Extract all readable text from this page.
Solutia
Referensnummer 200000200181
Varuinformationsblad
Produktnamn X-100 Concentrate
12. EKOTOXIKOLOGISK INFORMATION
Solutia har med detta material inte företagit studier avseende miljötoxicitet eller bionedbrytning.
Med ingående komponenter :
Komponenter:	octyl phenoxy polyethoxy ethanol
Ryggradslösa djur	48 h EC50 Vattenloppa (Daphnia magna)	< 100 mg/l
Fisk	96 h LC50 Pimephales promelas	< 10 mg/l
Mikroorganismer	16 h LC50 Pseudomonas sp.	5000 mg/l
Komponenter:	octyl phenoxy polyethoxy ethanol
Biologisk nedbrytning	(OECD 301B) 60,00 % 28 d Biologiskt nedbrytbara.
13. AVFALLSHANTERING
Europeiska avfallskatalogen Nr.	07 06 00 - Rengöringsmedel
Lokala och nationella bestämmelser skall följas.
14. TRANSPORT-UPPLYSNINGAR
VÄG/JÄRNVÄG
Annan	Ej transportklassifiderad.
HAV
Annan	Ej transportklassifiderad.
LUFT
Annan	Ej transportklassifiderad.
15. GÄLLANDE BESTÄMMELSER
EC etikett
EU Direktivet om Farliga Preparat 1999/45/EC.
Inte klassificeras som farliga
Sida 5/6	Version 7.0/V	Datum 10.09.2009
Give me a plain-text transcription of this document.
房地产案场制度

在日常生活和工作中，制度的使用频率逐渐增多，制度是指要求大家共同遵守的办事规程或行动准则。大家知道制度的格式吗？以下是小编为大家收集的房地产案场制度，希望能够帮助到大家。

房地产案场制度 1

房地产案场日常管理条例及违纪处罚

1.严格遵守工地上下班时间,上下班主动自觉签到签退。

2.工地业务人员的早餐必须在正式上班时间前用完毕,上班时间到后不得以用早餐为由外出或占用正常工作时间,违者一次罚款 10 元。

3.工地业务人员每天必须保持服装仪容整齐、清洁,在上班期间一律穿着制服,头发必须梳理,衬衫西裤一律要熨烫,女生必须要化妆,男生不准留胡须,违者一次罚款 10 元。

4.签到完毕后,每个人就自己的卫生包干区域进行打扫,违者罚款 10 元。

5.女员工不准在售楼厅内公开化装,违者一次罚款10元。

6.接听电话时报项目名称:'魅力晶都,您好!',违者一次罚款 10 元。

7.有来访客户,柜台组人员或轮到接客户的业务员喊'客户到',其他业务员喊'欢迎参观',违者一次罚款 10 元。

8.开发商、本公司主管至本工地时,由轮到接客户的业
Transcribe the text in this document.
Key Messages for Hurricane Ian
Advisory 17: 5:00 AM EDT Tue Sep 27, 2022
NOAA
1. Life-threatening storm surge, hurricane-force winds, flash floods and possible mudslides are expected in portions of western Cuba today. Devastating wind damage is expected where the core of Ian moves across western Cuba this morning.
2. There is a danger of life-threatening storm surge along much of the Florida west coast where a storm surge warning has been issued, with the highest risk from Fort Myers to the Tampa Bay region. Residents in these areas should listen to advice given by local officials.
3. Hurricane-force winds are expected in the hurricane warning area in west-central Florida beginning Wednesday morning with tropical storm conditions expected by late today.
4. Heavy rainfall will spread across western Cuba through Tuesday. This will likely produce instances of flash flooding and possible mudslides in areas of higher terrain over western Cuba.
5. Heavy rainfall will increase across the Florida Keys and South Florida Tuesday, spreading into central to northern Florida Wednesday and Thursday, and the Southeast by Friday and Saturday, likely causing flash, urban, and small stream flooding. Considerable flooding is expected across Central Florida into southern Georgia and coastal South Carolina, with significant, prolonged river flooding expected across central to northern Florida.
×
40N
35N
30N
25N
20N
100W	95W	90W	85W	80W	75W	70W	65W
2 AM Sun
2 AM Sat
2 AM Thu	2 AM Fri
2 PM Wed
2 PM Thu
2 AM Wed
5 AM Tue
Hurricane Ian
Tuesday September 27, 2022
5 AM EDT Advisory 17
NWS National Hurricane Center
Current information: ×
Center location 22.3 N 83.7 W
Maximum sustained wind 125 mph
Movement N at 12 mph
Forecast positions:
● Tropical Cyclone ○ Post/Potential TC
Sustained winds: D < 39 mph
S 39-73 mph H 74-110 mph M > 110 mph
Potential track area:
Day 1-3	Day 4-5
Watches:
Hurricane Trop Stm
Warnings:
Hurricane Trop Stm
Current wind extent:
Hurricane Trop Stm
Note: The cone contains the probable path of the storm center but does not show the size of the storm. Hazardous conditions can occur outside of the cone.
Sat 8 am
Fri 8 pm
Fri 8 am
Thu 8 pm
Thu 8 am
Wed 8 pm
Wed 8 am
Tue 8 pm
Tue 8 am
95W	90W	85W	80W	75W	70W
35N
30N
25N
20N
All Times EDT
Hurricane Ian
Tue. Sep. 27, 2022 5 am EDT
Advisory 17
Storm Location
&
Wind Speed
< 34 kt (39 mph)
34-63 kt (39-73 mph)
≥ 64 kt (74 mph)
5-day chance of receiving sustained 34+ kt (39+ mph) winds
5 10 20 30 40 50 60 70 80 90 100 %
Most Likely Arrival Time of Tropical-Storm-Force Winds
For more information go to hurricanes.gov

◇ ◇ ◇ ◇ ◇ ◇ ◇

Find the word "across" in the records and pull out each line that has it.

1. Life-threatening storm surge, hurricane-force winds, flash floods and possible mudslides are expected in portions of western Cuba today. Devastating wind damage is expected where the core of Ian moves across western Cuba this morning.
4. Heavy rainfall will spread across western Cuba through Tuesday. This will likely produce instances of flash flooding and possible mudslides in areas of higher terrain over western Cuba.
5. Heavy rainfall will increase across the Florida Keys and South Florida Tuesday, spreading into central to northern Florida Wednesday and Thursday, and the Southeast by Friday and Saturday, likely causing flash, urban, and small stream flooding. Considerable flooding is expected across Central Florida into southern Georgia and coastal South Carolina, with significant, prolonged river flooding expected across central to northern Florida.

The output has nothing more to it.